§ EXERCISE REQUIREMENTS
Omit every image, and transcribe the remaining entries exactly as given.

* begin RECORD LIST *

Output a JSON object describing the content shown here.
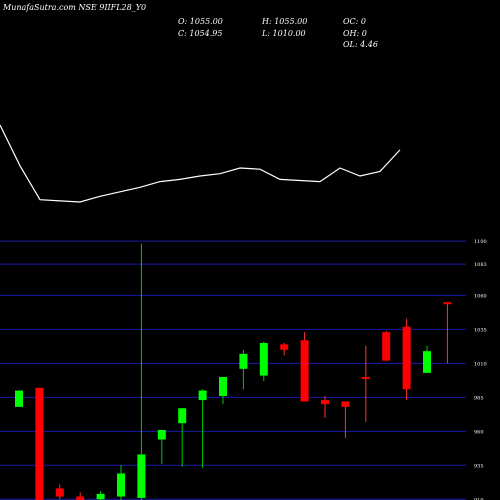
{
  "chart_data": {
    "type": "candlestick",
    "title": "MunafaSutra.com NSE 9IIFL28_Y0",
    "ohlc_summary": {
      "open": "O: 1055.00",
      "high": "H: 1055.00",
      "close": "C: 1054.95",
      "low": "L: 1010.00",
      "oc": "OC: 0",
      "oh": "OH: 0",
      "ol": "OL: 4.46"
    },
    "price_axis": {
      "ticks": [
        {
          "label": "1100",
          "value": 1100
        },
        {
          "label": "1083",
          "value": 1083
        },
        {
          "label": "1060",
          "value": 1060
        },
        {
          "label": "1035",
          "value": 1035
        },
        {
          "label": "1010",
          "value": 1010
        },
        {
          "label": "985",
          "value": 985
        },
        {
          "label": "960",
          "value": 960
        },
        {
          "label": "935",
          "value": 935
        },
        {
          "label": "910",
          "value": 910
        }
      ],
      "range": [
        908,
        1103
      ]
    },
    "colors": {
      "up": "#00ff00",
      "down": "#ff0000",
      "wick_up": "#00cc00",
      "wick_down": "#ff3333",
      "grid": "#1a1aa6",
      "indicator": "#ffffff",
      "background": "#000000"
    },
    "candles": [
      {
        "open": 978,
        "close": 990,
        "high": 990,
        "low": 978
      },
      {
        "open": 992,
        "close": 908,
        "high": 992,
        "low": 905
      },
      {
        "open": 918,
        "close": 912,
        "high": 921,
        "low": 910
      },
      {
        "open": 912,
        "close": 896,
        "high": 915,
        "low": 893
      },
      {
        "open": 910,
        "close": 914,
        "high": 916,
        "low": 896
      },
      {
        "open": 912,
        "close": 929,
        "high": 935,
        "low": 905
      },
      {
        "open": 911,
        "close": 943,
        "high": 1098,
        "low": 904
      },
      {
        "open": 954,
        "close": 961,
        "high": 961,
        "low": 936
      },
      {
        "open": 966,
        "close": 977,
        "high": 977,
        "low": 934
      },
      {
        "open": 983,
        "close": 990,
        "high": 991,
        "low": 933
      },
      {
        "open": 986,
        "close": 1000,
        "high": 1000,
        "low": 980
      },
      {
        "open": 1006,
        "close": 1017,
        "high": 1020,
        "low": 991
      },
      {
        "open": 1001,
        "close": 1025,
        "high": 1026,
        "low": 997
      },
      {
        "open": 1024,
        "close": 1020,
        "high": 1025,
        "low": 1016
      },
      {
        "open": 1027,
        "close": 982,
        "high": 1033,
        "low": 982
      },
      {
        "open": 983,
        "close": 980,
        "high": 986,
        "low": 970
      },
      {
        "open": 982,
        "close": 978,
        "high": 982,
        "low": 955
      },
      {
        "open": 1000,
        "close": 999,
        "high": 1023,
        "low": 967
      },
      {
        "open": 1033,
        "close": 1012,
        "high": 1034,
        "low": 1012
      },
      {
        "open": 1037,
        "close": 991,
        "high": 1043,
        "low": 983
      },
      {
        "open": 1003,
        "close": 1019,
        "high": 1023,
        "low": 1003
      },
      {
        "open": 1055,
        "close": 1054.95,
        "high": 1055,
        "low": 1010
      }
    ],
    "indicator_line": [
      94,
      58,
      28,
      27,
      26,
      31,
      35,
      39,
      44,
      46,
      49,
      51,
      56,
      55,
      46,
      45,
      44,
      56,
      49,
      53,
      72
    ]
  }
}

* end RECORD LIST *

§ ANSWER TO THIS TASK
Output a JSON object describing the content shown here.
{
  "chart_data": {
    "type": "candlestick",
    "title": "MunafaSutra.com NSE 9IIFL28_Y0",
    "ohlc_summary": {
      "open": "O: 1055.00",
      "high": "H: 1055.00",
      "close": "C: 1054.95",
      "low": "L: 1010.00",
      "oc": "OC: 0",
      "oh": "OH: 0",
      "ol": "OL: 4.46"
    },
    "price_axis": {
      "ticks": [
        {
          "label": "1100",
          "value": 1100
        },
        {
          "label": "1083",
          "value": 1083
        },
        {
          "label": "1060",
          "value": 1060
        },
        {
          "label": "1035",
          "value": 1035
        },
        {
          "label": "1010",
          "value": 1010
        },
        {
          "label": "985",
          "value": 985
        },
        {
          "label": "960",
          "value": 960
        },
        {
          "label": "935",
          "value": 935
        },
        {
          "label": "910",
          "value": 910
        }
      ],
      "range": [
        908,
        1103
      ]
    },
    "colors": {
      "up": "#00ff00",
      "down": "#ff0000",
      "wick_up": "#00cc00",
      "wick_down": "#ff3333",
      "grid": "#1a1aa6",
      "indicator": "#ffffff",
      "background": "#000000"
    },
    "candles": [
      {
        "open": 978,
        "close": 990,
        "high": 990,
        "low": 978
      },
      {
        "open": 992,
        "close": 908,
        "high": 992,
        "low": 905
      },
      {
        "open": 918,
        "close": 912,
        "high": 921,
        "low": 910
      },
      {
        "open": 912,
        "close": 896,
        "high": 915,
        "low": 893
      },
      {
        "open": 910,
        "close": 914,
        "high": 916,
        "low": 896
      },
      {
        "open": 912,
        "close": 929,
        "high": 935,
        "low": 905
      },
      {
        "open": 911,
        "close": 943,
        "high": 1098,
        "low": 904
      },
      {
        "open": 954,
        "close": 961,
        "high": 961,
        "low": 936
      },
      {
        "open": 966,
        "close": 977,
        "high": 977,
        "low": 934
      },
      {
        "open": 983,
        "close": 990,
        "high": 991,
        "low": 933
      },
      {
        "open": 986,
        "close": 1000,
        "high": 1000,
        "low": 980
      },
      {
        "open": 1006,
        "close": 1017,
        "high": 1020,
        "low": 991
      },
      {
        "open": 1001,
        "close": 1025,
        "high": 1026,
        "low": 997
      },
      {
        "open": 1024,
        "close": 1020,
        "high": 1025,
        "low": 1016
      },
      {
        "open": 1027,
        "close": 982,
        "high": 1033,
        "low": 982
      },
      {
        "open": 983,
        "close": 980,
        "high": 986,
        "low": 970
      },
      {
        "open": 982,
        "close": 978,
        "high": 982,
        "low": 955
      },
      {
        "open": 1000,
        "close": 999,
        "high": 1023,
        "low": 967
      },
      {
        "open": 1033,
        "close": 1012,
        "high": 1034,
        "low": 1012
      },
      {
        "open": 1037,
        "close": 991,
        "high": 1043,
        "low": 983
      },
      {
        "open": 1003,
        "close": 1019,
        "high": 1023,
        "low": 1003
      },
      {
        "open": 1055,
        "close": 1054.95,
        "high": 1055,
        "low": 1010
      }
    ],
    "indicator_line": [
      94,
      58,
      28,
      27,
      26,
      31,
      35,
      39,
      44,
      46,
      49,
      51,
      56,
      55,
      46,
      45,
      44,
      56,
      49,
      53,
      72
    ]
  }
}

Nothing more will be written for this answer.